Your objective: Output all of the entries exactly as written.

Dataset items:
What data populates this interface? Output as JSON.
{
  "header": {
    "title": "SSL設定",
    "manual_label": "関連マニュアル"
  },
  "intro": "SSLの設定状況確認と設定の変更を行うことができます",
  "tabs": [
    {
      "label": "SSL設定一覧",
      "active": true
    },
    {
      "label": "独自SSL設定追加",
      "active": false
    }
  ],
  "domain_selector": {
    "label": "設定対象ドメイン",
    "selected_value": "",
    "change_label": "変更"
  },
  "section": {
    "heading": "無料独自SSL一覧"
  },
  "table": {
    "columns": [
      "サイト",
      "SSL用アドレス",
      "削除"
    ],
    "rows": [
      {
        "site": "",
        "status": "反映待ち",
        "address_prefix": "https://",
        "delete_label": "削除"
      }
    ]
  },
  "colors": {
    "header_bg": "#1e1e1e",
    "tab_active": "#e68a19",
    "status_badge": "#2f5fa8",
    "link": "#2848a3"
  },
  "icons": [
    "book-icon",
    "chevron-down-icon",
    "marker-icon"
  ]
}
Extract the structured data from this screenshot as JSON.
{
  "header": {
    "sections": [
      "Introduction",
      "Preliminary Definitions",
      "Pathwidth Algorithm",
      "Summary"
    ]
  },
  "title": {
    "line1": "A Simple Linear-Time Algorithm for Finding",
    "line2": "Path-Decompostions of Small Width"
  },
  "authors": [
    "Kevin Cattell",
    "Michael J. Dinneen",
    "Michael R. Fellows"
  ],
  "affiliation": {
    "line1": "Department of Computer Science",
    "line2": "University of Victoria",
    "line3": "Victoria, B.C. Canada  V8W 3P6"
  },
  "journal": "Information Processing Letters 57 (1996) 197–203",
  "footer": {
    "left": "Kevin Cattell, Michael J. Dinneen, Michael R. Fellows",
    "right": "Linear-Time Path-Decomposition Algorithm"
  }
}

Task output:
What data populates this interface? Output as JSON.
{
  "header": {
    "title": "SSL設定",
    "manual_label": "関連マニュアル"
  },
  "intro": "SSLの設定状況確認と設定の変更を行うことができます",
  "tabs": [
    {
      "label": "SSL設定一覧",
      "active": true
    },
    {
      "label": "独自SSL設定追加",
      "active": false
    }
  ],
  "domain_selector": {
    "label": "設定対象ドメイン",
    "selected_value": "",
    "change_label": "変更"
  },
  "section": {
    "heading": "無料独自SSL一覧"
  },
  "table": {
    "columns": [
      "サイト",
      "SSL用アドレス",
      "削除"
    ],
    "rows": [
      {
        "site": "",
        "status": "反映待ち",
        "address_prefix": "https://",
        "delete_label": "削除"
      }
    ]
  },
  "colors": {
    "header_bg": "#1e1e1e",
    "tab_active": "#e68a19",
    "status_badge": "#2f5fa8",
    "link": "#2848a3"
  },
  "icons": [
    "book-icon",
    "chevron-down-icon",
    "marker-icon"
  ]
}
Extract the structured data from this screenshot as JSON.
{
  "header": {
    "sections": [
      "Introduction",
      "Preliminary Definitions",
      "Pathwidth Algorithm",
      "Summary"
    ]
  },
  "title": {
    "line1": "A Simple Linear-Time Algorithm for Finding",
    "line2": "Path-Decompostions of Small Width"
  },
  "authors": [
    "Kevin Cattell",
    "Michael J. Dinneen",
    "Michael R. Fellows"
  ],
  "affiliation": {
    "line1": "Department of Computer Science",
    "line2": "University of Victoria",
    "line3": "Victoria, B.C. Canada  V8W 3P6"
  },
  "journal": "Information Processing Letters 57 (1996) 197–203",
  "footer": {
    "left": "Kevin Cattell, Michael J. Dinneen, Michael R. Fellows",
    "right": "Linear-Time Path-Decomposition Algorithm"
  }
}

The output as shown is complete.